Aim
Find the lines with the string "wedi" and return them.

Records from a data source:

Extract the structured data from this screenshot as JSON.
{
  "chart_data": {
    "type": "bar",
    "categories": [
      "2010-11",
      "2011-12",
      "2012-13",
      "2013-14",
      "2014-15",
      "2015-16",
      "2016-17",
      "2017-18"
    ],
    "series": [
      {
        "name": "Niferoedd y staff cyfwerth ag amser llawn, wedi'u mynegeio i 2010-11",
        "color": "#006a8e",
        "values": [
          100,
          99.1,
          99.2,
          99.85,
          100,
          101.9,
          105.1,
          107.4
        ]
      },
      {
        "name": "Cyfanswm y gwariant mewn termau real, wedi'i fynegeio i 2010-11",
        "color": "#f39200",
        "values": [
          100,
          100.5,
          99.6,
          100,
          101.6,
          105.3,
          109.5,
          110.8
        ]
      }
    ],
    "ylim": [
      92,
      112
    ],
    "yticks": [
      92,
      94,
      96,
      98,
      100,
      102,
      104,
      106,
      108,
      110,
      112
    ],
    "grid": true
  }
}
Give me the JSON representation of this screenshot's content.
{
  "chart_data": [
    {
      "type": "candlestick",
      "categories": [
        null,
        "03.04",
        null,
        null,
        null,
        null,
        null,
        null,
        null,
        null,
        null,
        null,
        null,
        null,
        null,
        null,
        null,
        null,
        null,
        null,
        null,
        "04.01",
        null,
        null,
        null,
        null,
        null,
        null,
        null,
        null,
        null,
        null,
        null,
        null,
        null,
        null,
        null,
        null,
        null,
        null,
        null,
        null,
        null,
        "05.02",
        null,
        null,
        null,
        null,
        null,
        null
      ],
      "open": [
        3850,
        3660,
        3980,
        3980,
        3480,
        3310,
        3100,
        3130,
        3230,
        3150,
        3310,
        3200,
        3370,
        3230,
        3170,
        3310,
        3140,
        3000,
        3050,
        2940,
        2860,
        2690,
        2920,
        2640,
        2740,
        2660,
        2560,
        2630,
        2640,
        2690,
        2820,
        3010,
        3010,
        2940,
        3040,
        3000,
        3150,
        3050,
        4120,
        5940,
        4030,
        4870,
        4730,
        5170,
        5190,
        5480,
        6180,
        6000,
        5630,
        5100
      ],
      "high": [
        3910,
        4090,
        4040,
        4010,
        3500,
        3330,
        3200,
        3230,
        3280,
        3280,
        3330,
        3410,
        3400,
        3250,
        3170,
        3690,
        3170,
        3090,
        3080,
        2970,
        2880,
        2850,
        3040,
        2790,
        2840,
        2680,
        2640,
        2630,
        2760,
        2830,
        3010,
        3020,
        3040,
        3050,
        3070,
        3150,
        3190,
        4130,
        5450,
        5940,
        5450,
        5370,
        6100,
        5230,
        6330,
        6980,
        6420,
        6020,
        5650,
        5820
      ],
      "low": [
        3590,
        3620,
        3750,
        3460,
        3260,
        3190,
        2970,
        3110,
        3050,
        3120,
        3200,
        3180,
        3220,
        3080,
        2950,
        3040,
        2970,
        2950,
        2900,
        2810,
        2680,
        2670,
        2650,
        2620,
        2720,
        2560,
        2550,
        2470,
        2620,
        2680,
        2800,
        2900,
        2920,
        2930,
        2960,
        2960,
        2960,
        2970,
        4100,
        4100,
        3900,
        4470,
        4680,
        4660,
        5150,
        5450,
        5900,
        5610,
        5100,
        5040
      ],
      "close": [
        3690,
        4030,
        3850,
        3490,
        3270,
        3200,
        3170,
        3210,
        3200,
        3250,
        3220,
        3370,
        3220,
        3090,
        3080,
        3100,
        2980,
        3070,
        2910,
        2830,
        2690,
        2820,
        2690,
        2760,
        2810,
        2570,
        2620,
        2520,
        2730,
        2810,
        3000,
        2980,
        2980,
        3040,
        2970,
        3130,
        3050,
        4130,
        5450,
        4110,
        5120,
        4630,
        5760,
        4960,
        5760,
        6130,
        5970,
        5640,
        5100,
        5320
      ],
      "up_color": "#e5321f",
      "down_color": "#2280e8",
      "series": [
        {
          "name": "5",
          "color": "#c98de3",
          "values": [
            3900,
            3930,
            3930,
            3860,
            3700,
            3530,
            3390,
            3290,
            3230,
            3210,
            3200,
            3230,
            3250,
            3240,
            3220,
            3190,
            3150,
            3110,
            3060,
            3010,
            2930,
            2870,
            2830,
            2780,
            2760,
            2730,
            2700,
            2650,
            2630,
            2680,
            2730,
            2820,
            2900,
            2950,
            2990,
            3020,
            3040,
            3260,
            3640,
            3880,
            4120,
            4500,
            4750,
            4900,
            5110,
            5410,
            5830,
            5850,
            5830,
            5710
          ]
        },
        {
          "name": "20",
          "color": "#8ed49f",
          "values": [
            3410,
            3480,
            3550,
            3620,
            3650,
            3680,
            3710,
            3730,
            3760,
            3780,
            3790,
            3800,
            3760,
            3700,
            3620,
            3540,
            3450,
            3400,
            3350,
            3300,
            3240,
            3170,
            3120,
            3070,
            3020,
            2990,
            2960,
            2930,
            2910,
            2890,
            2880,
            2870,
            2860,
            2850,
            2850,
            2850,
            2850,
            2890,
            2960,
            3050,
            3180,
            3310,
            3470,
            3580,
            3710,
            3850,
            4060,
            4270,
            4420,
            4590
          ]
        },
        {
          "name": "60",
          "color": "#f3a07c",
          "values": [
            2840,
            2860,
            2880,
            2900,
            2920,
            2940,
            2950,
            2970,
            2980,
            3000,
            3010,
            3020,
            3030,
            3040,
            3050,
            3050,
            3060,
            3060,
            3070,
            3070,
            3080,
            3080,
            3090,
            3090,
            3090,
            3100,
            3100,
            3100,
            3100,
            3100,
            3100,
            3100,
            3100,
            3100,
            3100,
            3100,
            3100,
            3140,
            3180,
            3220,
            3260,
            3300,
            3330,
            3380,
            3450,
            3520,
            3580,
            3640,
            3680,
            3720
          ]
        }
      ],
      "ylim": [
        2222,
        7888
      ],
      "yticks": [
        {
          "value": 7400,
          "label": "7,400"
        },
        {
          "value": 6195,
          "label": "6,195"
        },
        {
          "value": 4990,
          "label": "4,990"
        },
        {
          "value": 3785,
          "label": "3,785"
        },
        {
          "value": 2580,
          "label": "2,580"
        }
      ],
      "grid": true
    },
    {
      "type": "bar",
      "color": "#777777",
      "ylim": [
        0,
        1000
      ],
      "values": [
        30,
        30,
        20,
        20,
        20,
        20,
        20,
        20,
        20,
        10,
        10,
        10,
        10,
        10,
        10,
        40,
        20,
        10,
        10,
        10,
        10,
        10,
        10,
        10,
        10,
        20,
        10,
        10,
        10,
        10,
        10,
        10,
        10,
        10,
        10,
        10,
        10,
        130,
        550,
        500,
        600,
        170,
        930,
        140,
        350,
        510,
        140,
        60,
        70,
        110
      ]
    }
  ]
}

Answer to this task
        "name": "Niferoedd y staff cyfwerth ag amser llawn, wedi'u mynegeio i 2010-11",
        "name": "Cyfanswm y gwariant mewn termau real, wedi'i fynegeio i 2010-11",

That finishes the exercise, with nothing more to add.